● **Exercise directions**:
Using the records that follow, copy every line containing the word "These".

● **Exercise input**:
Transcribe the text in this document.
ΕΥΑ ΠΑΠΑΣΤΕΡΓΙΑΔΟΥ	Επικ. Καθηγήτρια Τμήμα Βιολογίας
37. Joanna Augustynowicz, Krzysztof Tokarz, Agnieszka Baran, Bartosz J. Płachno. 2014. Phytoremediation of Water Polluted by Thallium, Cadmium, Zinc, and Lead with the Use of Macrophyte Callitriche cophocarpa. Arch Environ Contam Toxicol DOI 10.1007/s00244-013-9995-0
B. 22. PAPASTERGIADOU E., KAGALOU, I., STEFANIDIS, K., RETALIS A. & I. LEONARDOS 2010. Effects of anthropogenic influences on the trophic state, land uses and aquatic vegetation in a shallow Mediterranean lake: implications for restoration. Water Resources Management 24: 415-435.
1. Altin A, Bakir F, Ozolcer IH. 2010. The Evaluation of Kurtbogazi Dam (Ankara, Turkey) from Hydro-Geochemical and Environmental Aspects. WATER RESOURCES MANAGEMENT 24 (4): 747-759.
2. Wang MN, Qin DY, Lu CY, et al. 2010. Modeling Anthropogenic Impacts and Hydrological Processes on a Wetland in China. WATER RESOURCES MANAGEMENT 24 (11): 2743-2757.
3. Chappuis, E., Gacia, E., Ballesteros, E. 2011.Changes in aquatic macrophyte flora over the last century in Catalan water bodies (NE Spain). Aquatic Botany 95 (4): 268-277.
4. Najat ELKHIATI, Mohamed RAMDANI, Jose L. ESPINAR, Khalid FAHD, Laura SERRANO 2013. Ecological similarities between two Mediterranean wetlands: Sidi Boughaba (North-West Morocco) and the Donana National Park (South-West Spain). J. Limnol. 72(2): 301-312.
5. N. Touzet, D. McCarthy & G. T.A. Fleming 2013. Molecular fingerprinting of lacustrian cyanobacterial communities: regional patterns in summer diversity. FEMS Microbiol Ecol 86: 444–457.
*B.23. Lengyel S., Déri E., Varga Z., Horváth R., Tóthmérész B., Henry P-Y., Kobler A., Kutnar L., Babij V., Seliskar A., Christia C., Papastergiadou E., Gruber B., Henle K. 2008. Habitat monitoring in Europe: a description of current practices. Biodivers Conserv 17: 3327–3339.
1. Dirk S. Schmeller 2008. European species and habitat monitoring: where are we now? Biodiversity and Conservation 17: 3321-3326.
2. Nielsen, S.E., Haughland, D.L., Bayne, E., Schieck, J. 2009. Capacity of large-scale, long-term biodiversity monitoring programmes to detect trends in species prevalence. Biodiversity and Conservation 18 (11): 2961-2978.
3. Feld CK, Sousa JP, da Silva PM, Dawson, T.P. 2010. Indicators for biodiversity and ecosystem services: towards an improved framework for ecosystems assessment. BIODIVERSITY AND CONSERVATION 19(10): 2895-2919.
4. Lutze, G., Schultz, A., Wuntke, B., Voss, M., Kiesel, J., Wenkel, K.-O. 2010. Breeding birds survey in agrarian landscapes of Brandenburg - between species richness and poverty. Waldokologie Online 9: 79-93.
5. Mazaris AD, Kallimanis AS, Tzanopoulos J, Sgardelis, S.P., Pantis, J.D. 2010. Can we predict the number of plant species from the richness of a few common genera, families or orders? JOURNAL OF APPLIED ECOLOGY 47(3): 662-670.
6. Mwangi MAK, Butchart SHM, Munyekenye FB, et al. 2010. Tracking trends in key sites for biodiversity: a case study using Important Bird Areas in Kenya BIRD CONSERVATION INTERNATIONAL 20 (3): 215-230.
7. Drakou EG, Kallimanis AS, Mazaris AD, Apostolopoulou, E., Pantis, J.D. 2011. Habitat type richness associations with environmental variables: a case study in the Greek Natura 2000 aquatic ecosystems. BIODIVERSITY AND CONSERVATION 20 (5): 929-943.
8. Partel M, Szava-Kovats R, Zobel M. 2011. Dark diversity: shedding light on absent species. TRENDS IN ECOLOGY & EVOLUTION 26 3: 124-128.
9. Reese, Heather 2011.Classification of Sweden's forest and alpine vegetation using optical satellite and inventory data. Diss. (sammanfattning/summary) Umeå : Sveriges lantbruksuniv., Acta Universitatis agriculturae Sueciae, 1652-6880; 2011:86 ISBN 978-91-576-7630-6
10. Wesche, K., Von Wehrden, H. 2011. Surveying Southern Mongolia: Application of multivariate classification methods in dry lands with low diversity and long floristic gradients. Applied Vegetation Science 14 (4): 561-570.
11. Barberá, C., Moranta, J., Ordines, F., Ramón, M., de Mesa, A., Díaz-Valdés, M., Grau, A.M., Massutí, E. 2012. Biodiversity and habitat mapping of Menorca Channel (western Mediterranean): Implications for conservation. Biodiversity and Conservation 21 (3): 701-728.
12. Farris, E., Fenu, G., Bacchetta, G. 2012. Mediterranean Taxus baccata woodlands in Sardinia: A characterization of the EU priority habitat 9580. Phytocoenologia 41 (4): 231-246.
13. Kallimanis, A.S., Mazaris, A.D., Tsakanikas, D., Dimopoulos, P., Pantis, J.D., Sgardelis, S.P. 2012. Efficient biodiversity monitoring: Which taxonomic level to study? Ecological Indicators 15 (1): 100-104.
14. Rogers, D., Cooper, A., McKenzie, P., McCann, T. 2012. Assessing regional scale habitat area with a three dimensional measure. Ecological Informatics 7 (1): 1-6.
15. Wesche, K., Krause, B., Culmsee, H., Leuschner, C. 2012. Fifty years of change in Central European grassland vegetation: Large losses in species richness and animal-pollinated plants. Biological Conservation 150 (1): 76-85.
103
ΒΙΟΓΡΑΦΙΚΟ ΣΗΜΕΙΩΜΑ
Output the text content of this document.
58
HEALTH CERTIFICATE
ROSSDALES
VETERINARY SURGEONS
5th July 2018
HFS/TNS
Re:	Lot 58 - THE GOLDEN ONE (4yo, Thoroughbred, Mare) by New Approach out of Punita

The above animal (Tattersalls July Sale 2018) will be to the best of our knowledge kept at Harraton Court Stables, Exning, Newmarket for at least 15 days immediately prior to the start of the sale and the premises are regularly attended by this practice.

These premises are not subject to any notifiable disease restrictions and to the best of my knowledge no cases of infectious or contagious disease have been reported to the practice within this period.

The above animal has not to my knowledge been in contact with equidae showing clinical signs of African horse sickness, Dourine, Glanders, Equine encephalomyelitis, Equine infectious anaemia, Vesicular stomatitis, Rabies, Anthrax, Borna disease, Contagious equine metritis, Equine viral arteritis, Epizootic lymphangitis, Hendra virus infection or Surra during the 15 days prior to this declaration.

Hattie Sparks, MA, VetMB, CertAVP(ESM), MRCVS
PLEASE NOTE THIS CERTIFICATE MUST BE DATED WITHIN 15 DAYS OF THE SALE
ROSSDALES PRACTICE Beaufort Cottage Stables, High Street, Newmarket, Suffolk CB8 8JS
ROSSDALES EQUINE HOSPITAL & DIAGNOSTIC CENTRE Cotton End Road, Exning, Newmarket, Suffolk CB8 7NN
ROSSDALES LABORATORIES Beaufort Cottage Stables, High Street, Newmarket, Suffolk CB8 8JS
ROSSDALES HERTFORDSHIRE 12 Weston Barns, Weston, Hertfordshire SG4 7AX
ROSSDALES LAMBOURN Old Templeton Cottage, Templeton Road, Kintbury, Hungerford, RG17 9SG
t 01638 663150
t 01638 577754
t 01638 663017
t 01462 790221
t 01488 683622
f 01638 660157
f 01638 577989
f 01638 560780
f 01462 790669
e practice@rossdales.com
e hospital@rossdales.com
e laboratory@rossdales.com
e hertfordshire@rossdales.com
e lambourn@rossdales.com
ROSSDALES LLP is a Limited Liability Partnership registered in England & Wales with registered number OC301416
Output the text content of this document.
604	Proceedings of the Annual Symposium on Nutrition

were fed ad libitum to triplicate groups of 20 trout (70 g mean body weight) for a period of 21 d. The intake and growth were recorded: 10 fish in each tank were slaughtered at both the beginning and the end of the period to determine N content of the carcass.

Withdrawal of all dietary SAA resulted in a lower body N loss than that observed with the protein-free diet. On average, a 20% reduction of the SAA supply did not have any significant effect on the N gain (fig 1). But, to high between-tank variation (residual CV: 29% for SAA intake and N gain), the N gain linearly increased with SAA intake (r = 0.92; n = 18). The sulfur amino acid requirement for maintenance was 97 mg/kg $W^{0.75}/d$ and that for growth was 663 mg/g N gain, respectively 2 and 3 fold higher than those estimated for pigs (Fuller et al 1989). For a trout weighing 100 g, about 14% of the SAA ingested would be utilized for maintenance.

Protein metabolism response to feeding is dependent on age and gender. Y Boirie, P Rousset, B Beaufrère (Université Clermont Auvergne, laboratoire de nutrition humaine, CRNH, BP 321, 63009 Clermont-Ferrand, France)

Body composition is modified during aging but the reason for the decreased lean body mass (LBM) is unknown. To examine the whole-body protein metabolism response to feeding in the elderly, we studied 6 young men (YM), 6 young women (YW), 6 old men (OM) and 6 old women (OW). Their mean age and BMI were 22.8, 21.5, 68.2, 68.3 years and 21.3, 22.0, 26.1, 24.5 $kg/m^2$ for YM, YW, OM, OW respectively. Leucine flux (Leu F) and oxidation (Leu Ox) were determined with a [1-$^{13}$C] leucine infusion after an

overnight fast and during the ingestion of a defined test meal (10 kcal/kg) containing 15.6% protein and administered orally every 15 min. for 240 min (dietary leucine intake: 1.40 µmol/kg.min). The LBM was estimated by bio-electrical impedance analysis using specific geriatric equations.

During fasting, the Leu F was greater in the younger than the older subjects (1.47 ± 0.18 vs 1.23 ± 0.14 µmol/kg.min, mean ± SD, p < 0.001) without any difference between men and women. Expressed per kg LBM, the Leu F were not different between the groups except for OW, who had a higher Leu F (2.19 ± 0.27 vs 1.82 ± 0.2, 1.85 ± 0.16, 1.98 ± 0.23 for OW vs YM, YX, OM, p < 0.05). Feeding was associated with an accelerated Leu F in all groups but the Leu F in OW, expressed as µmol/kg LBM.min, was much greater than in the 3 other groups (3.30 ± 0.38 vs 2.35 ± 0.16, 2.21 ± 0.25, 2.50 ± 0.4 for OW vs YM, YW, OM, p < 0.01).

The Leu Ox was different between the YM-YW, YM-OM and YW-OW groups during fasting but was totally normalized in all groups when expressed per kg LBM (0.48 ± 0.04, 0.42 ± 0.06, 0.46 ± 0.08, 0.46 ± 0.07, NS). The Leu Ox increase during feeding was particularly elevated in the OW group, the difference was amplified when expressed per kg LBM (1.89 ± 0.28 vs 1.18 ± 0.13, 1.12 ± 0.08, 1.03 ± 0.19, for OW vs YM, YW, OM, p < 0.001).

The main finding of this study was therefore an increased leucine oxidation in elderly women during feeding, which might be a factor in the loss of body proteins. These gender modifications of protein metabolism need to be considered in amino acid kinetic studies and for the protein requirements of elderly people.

● **Result of this exercise**:
These premises are not subject to any notifiable disease restrictions and to the best of my knowledge no cases of infectious or contagious disease have been reported to the practice within this period.
The main finding of this study was therefore an increased leucine oxidation in elderly women during feeding, which might be a factor in the loss of body proteins. These gender modifications of protein metabolism need to be considered in amino acid kinetic studies and for the protein requirements of elderly people.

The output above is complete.